Data records
------------------------
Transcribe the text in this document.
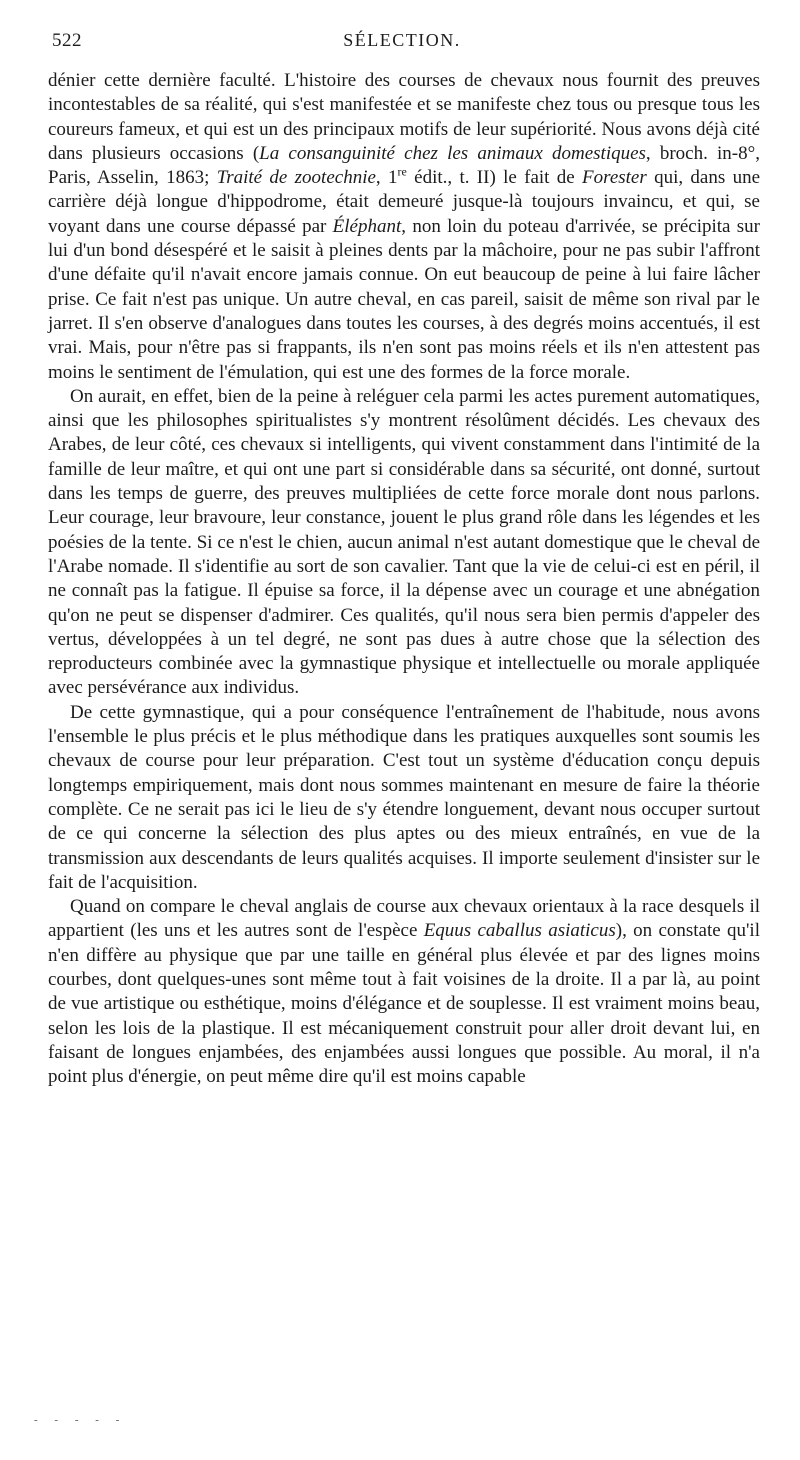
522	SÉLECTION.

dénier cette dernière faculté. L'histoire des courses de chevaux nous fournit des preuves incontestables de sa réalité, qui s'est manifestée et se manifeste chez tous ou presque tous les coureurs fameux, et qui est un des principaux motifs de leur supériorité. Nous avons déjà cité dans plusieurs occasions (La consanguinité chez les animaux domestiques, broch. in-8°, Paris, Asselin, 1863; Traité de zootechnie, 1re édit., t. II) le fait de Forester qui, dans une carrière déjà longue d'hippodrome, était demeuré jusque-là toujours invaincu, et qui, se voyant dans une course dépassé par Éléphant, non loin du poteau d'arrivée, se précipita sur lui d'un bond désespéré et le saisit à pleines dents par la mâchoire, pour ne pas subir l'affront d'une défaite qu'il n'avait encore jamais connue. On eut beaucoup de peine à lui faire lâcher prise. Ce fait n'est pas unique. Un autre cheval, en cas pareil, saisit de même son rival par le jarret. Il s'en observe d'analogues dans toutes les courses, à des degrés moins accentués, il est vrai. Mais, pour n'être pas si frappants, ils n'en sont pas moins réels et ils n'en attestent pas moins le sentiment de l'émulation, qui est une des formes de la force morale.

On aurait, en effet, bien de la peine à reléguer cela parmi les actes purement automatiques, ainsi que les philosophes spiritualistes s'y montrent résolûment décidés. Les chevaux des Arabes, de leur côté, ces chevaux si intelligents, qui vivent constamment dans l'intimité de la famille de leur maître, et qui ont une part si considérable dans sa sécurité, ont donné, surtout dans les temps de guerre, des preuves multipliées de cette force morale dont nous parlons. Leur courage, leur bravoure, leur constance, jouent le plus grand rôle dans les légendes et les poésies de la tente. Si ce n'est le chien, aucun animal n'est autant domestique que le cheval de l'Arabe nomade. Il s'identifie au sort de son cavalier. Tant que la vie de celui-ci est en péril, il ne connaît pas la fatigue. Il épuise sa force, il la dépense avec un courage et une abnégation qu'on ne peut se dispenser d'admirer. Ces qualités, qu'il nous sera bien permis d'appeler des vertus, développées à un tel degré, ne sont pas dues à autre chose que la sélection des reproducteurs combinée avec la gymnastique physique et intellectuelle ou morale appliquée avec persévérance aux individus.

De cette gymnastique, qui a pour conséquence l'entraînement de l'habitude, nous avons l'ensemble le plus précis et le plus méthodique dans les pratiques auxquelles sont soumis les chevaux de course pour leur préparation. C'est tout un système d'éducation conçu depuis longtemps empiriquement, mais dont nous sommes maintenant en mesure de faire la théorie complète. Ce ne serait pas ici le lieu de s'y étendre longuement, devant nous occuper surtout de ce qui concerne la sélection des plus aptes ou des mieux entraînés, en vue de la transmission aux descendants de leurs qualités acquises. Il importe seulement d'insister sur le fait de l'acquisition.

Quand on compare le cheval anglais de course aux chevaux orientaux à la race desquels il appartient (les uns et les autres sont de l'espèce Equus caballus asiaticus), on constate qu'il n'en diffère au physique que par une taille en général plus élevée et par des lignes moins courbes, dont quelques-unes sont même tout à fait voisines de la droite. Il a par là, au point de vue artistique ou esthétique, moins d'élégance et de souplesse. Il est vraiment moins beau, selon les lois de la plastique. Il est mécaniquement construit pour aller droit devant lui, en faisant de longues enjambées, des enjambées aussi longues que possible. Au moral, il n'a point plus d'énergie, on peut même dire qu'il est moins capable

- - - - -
------------------------
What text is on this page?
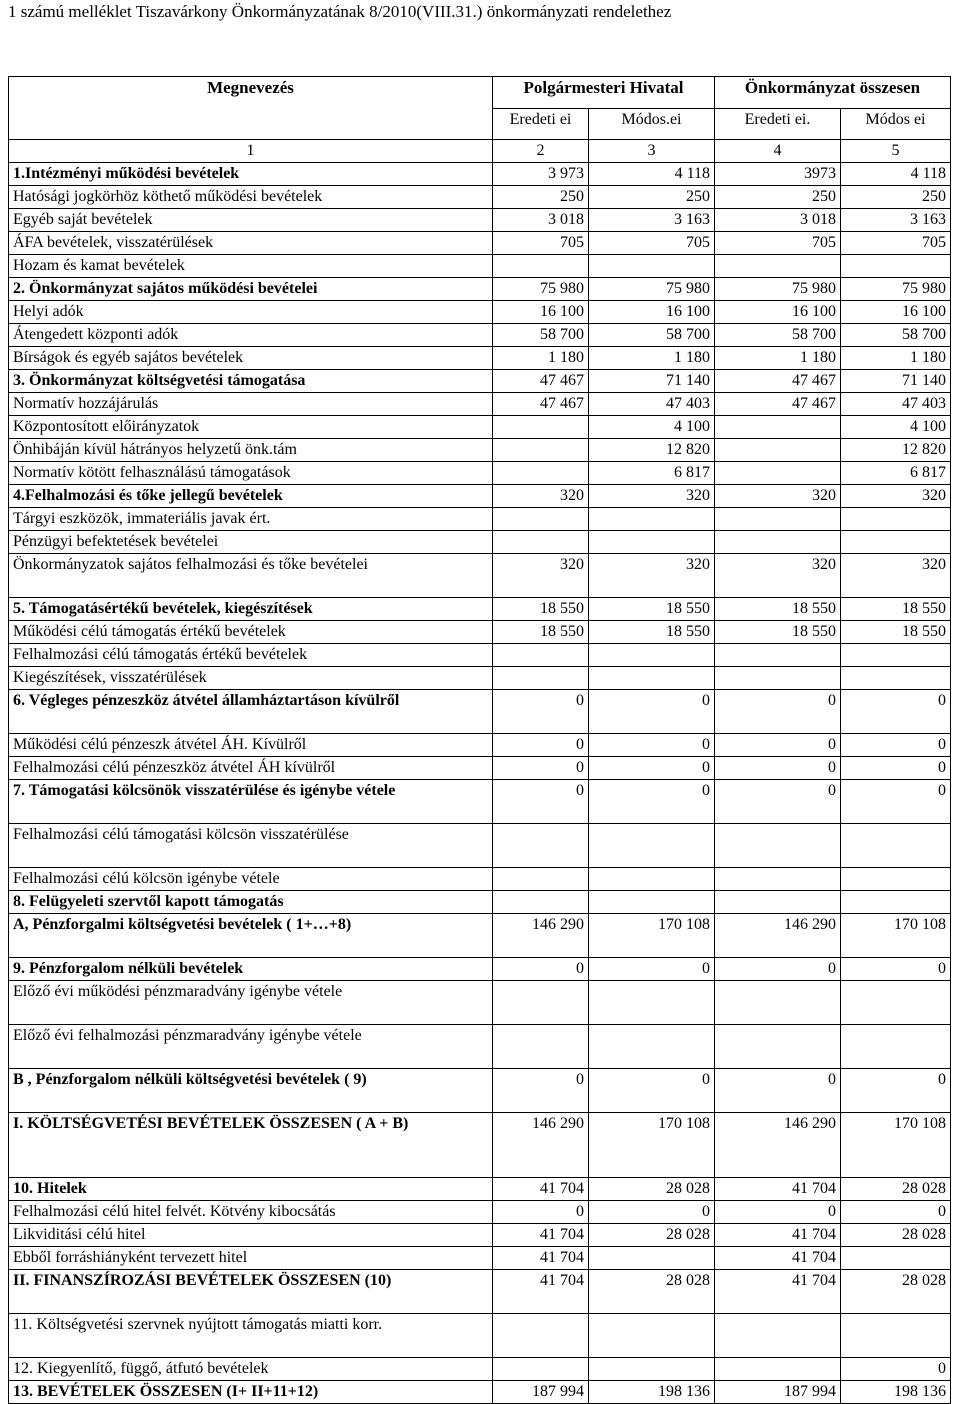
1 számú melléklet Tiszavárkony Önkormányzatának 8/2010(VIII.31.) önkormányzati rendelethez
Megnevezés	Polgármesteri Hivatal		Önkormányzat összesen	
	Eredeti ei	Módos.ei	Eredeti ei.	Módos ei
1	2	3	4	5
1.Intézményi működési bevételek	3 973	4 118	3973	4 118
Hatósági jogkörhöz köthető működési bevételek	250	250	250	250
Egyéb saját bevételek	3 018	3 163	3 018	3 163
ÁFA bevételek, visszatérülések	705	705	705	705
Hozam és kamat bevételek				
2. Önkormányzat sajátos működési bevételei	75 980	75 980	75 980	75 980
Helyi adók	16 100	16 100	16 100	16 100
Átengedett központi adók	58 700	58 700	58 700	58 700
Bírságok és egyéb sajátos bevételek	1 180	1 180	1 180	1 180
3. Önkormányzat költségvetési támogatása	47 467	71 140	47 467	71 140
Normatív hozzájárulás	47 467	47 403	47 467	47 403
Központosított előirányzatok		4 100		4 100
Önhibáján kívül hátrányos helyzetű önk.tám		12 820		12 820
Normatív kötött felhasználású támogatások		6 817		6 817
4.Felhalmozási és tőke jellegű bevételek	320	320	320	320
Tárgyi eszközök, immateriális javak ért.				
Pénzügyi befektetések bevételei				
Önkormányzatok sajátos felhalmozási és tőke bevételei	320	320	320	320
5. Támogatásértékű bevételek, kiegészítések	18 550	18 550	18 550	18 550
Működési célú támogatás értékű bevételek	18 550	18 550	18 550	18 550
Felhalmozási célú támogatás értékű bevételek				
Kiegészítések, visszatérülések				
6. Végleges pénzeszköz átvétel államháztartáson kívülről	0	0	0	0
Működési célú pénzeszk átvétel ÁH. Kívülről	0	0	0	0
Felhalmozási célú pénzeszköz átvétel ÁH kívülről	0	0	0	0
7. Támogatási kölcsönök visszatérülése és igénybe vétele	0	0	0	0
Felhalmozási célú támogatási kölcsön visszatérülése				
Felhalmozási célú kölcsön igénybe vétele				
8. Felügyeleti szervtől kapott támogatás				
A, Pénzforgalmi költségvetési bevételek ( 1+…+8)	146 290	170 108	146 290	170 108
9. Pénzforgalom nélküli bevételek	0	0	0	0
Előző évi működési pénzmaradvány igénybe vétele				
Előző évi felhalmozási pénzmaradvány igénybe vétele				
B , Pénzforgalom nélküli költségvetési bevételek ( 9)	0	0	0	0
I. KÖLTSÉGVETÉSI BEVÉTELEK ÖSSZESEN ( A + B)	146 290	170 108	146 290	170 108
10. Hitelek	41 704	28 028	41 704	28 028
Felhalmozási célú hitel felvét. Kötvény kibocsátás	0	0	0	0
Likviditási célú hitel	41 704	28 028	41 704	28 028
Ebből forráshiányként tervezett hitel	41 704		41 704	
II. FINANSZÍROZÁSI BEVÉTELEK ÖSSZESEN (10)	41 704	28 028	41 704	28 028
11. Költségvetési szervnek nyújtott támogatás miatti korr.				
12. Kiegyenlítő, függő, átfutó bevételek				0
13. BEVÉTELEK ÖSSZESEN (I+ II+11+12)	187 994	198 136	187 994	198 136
------------------------
THE REQUEST: Each line in the data that holds the string "text" should be found and copied.

SOLUTION TO THIS TASK:
Transcribe the text in this document.
What text is on this page?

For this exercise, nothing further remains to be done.